DATA SHOWN
◆ ◆ ◆ ◆ ◆ ◆ ◆
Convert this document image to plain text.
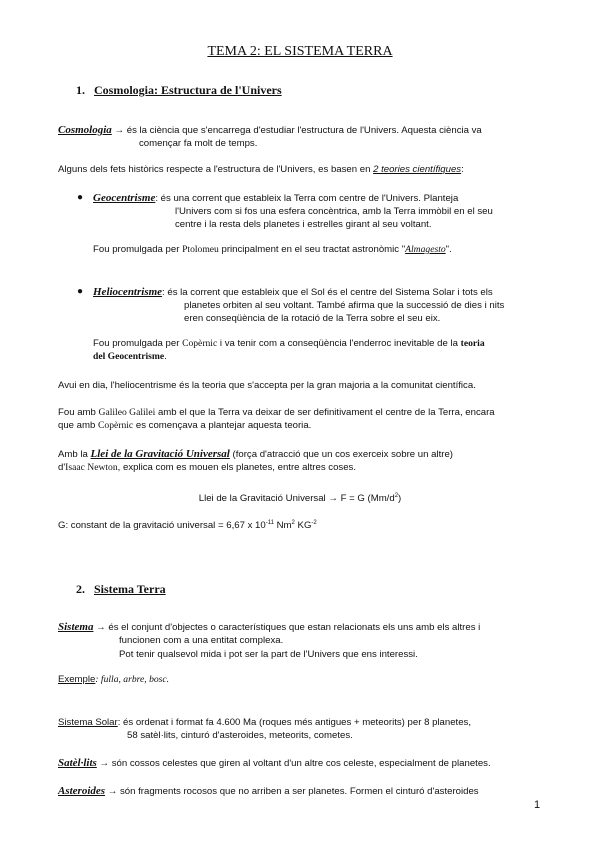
TEMA 2: EL SISTEMA TERRA
1. Cosmologia: Estructura de l'Univers
Cosmologia → és la ciència que s'encarrega d'estudiar l'estructura de l'Univers. Aquesta ciència va
començar fa molt de temps.
Alguns dels fets històrics respecte a l'estructura de l'Univers, es basen en 2 teories científiques:
● Geocentrisme: és una corrent que estableix la Terra com centre de l'Univers. Planteja
l'Univers com si fos una esfera concèntrica, amb la Terra immòbil en el seu
centre i la resta dels planetes i estrelles girant al seu voltant.
Fou promulgada per Ptolomeu principalment en el seu tractat astronòmic "Almagesto".
● Heliocentrisme: és la corrent que estableix que el Sol és el centre del Sistema Solar i tots els
planetes orbiten al seu voltant. També afirma que la successió de dies i nits
eren conseqüència de la rotació de la Terra sobre el seu eix.
Fou promulgada per Copèrnic i va tenir com a conseqüència l'enderroc inevitable de la teoria
del Geocentrisme.
Avui en dia, l'heliocentrisme és la teoria que s'accepta per la gran majoria a la comunitat científica.
Fou amb Galileo Galilei amb el que la Terra va deixar de ser definitivament el centre de la Terra, encara
que amb Copèrnic es començava a plantejar aquesta teoria.
Amb la Llei de la Gravitació Universal (força d'atracció que un cos exerceix sobre un altre)
d'Isaac Newton, explica com es mouen els planetes, entre altres coses.
Llei de la Gravitació Universal → F = G $(Mm/d^2)$
G: constant de la gravitació universal = 6,67 x $10^{-11}$ Nm$^2$ $KG^{-2}$
2. Sistema Terra
Sistema → és el conjunt d'objectes o característiques que estan relacionats els uns amb els altres i
funcionen com a una entitat complexa.
Pot tenir qualsevol mida i pot ser la part de l'Univers que ens interessi.
Exemple: fulla, arbre, bosc.
Sistema Solar: és ordenat i format fa 4.600 Ma (roques més antigues + meteorits) per 8 planetes,
58 satèl·lits, cinturó d'asteroides, meteorits, cometes.
Satèl·lits → són cossos celestes que giren al voltant d'un altre cos celeste, especialment de planetes.
Asteroides → són fragments rocosos que no arriben a ser planetes. Formen el cinturó d'asteroides
1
◆ ◆ ◆ ◆ ◆ ◆ ◆
WORK REQUIRED
Set down the complete material exactly, but do not include the images.

OUTPUT
Convert this document image to plain text.
TEMA 2: EL SISTEMA TERRA
1. Cosmologia: Estructura de l'Univers
Cosmologia → és la ciència que s'encarrega d'estudiar l'estructura de l'Univers. Aquesta ciència va
començar fa molt de temps.
Alguns dels fets històrics respecte a l'estructura de l'Univers, es basen en 2 teories científiques:
● Geocentrisme: és una corrent que estableix la Terra com centre de l'Univers. Planteja
l'Univers com si fos una esfera concèntrica, amb la Terra immòbil en el seu
centre i la resta dels planetes i estrelles girant al seu voltant.
Fou promulgada per Ptolomeu principalment en el seu tractat astronòmic "Almagesto".
● Heliocentrisme: és la corrent que estableix que el Sol és el centre del Sistema Solar i tots els
planetes orbiten al seu voltant. També afirma que la successió de dies i nits
eren conseqüència de la rotació de la Terra sobre el seu eix.
Fou promulgada per Copèrnic i va tenir com a conseqüència l'enderroc inevitable de la teoria
del Geocentrisme.
Avui en dia, l'heliocentrisme és la teoria que s'accepta per la gran majoria a la comunitat científica.
Fou amb Galileo Galilei amb el que la Terra va deixar de ser definitivament el centre de la Terra, encara
que amb Copèrnic es començava a plantejar aquesta teoria.
Amb la Llei de la Gravitació Universal (força d'atracció que un cos exerceix sobre un altre)
d'Isaac Newton, explica com es mouen els planetes, entre altres coses.
Llei de la Gravitació Universal → F = G $(Mm/d^2)$
G: constant de la gravitació universal = 6,67 x $10^{-11}$ Nm$^2$ $KG^{-2}$
2. Sistema Terra
Sistema → és el conjunt d'objectes o característiques que estan relacionats els uns amb els altres i
funcionen com a una entitat complexa.
Pot tenir qualsevol mida i pot ser la part de l'Univers que ens interessi.
Exemple: fulla, arbre, bosc.
Sistema Solar: és ordenat i format fa 4.600 Ma (roques més antigues + meteorits) per 8 planetes,
58 satèl·lits, cinturó d'asteroides, meteorits, cometes.
Satèl·lits → són cossos celestes que giren al voltant d'un altre cos celeste, especialment de planetes.
Asteroides → són fragments rocosos que no arriben a ser planetes. Formen el cinturó d'asteroides
1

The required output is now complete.